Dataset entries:
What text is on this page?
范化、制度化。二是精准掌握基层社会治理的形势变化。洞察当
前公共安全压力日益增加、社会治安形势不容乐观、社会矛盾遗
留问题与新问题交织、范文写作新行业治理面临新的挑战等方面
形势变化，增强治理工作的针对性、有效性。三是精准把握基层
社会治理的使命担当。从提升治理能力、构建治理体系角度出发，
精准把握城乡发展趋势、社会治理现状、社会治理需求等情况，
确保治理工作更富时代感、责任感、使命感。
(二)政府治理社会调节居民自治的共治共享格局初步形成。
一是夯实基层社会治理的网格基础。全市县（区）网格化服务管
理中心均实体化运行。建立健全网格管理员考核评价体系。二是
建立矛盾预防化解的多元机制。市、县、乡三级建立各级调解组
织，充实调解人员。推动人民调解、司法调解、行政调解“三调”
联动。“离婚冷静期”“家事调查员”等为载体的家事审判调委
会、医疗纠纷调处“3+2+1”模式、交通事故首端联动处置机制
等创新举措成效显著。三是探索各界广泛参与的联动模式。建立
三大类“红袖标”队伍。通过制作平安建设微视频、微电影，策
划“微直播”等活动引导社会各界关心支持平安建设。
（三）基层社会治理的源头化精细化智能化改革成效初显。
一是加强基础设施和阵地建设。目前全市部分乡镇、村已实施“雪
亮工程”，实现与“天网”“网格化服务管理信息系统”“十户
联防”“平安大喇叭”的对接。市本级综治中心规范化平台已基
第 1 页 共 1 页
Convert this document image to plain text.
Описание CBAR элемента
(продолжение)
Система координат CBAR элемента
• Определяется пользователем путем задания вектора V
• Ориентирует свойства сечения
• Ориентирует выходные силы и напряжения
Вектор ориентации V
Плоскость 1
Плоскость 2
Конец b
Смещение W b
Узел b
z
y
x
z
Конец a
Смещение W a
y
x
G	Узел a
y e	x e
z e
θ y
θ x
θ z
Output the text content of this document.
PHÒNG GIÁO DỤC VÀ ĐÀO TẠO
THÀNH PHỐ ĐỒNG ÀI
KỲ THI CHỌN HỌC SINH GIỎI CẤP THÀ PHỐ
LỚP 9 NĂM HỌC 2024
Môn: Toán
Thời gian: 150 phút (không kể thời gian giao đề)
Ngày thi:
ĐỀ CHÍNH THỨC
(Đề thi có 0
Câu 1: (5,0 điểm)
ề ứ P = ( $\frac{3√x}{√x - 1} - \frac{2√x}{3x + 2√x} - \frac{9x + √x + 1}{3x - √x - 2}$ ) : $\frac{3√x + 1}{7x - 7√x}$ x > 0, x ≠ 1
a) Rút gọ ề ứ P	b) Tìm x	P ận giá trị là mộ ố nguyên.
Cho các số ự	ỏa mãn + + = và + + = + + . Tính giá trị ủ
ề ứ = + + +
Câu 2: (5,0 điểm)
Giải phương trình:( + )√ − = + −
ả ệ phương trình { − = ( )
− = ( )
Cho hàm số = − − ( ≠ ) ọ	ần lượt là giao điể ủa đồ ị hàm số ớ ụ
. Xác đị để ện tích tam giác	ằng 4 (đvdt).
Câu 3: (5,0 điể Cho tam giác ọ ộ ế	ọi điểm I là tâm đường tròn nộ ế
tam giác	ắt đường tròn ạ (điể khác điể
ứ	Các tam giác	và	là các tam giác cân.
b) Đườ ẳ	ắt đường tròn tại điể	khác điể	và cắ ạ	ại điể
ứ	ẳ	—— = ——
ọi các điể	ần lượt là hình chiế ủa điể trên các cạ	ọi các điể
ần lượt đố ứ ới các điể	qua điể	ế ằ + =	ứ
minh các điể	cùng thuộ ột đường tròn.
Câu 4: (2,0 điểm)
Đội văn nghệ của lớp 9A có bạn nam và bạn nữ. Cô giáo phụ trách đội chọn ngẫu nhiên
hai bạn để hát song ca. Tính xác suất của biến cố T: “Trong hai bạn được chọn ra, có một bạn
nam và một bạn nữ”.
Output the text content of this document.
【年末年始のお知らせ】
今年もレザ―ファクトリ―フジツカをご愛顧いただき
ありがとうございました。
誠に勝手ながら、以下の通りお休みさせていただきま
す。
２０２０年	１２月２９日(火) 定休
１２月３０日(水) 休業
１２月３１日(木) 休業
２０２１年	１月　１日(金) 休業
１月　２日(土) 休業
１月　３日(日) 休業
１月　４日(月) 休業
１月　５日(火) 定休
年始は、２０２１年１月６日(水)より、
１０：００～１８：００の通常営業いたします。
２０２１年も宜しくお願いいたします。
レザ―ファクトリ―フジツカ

| INSTRUCTIONS TO FOLLOW |
From the records above, extract each line exactly as shown.

| TASK SOLUTION |
What text is on this page?
范化、制度化。二是精准掌握基层社会治理的形势变化。洞察当
前公共安全压力日益增加、社会治安形势不容乐观、社会矛盾遗
留问题与新问题交织、范文写作新行业治理面临新的挑战等方面
形势变化，增强治理工作的针对性、有效性。三是精准把握基层
社会治理的使命担当。从提升治理能力、构建治理体系角度出发，
精准把握城乡发展趋势、社会治理现状、社会治理需求等情况，
确保治理工作更富时代感、责任感、使命感。
(二)政府治理社会调节居民自治的共治共享格局初步形成。
一是夯实基层社会治理的网格基础。全市县（区）网格化服务管
理中心均实体化运行。建立健全网格管理员考核评价体系。二是
建立矛盾预防化解的多元机制。市、县、乡三级建立各级调解组
织，充实调解人员。推动人民调解、司法调解、行政调解“三调”
联动。“离婚冷静期”“家事调查员”等为载体的家事审判调委
会、医疗纠纷调处“3+2+1”模式、交通事故首端联动处置机制
等创新举措成效显著。三是探索各界广泛参与的联动模式。建立
三大类“红袖标”队伍。通过制作平安建设微视频、微电影，策
划“微直播”等活动引导社会各界关心支持平安建设。
（三）基层社会治理的源头化精细化智能化改革成效初显。
一是加强基础设施和阵地建设。目前全市部分乡镇、村已实施“雪
亮工程”，实现与“天网”“网格化服务管理信息系统”“十户
联防”“平安大喇叭”的对接。市本级综治中心规范化平台已基
第 1 页 共 1 页
Convert this document image to plain text.
Описание CBAR элемента
(продолжение)
Система координат CBAR элемента
• Определяется пользователем путем задания вектора V
• Ориентирует свойства сечения
• Ориентирует выходные силы и напряжения
Вектор ориентации V
Плоскость 1
Плоскость 2
Конец b
Смещение W b
Узел b
z
y
x
z
Конец a
Смещение W a
y
x
G	Узел a
y e	x e
z e
θ y
θ x
θ z
Output the text content of this document.
PHÒNG GIÁO DỤC VÀ ĐÀO TẠO
THÀNH PHỐ ĐỒNG ÀI
KỲ THI CHỌN HỌC SINH GIỎI CẤP THÀ PHỐ
LỚP 9 NĂM HỌC 2024
Môn: Toán
Thời gian: 150 phút (không kể thời gian giao đề)
Ngày thi:
ĐỀ CHÍNH THỨC
(Đề thi có 0
Câu 1: (5,0 điểm)
ề ứ P = ( $\frac{3√x}{√x - 1} - \frac{2√x}{3x + 2√x} - \frac{9x + √x + 1}{3x - √x - 2}$ ) : $\frac{3√x + 1}{7x - 7√x}$ x > 0, x ≠ 1
a) Rút gọ ề ứ P	b) Tìm x	P ận giá trị là mộ ố nguyên.
Cho các số ự	ỏa mãn + + = và + + = + + . Tính giá trị ủ
ề ứ = + + +
Câu 2: (5,0 điểm)
Giải phương trình:( + )√ − = + −
ả ệ phương trình { − = ( )
− = ( )
Cho hàm số = − − ( ≠ ) ọ	ần lượt là giao điể ủa đồ ị hàm số ớ ụ
. Xác đị để ện tích tam giác	ằng 4 (đvdt).
Câu 3: (5,0 điể Cho tam giác ọ ộ ế	ọi điểm I là tâm đường tròn nộ ế
tam giác	ắt đường tròn ạ (điể khác điể
ứ	Các tam giác	và	là các tam giác cân.
b) Đườ ẳ	ắt đường tròn tại điể	khác điể	và cắ ạ	ại điể
ứ	ẳ	—— = ——
ọi các điể	ần lượt là hình chiế ủa điể trên các cạ	ọi các điể
ần lượt đố ứ ới các điể	qua điể	ế ằ + =	ứ
minh các điể	cùng thuộ ột đường tròn.
Câu 4: (2,0 điểm)
Đội văn nghệ của lớp 9A có bạn nam và bạn nữ. Cô giáo phụ trách đội chọn ngẫu nhiên
hai bạn để hát song ca. Tính xác suất của biến cố T: “Trong hai bạn được chọn ra, có một bạn
nam và một bạn nữ”.
Output the text content of this document.
【年末年始のお知らせ】
今年もレザ―ファクトリ―フジツカをご愛顧いただき
ありがとうございました。
誠に勝手ながら、以下の通りお休みさせていただきま
す。
２０２０年	１２月２９日(火) 定休
１２月３０日(水) 休業
１２月３１日(木) 休業
２０２１年	１月　１日(金) 休業
１月　２日(土) 休業
１月　３日(日) 休業
１月　４日(月) 休業
１月　５日(火) 定休
年始は、２０２１年１月６日(水)より、
１０：００～１８：００の通常営業いたします。
２０２１年も宜しくお願いいたします。
レザ―ファクトリ―フジツカ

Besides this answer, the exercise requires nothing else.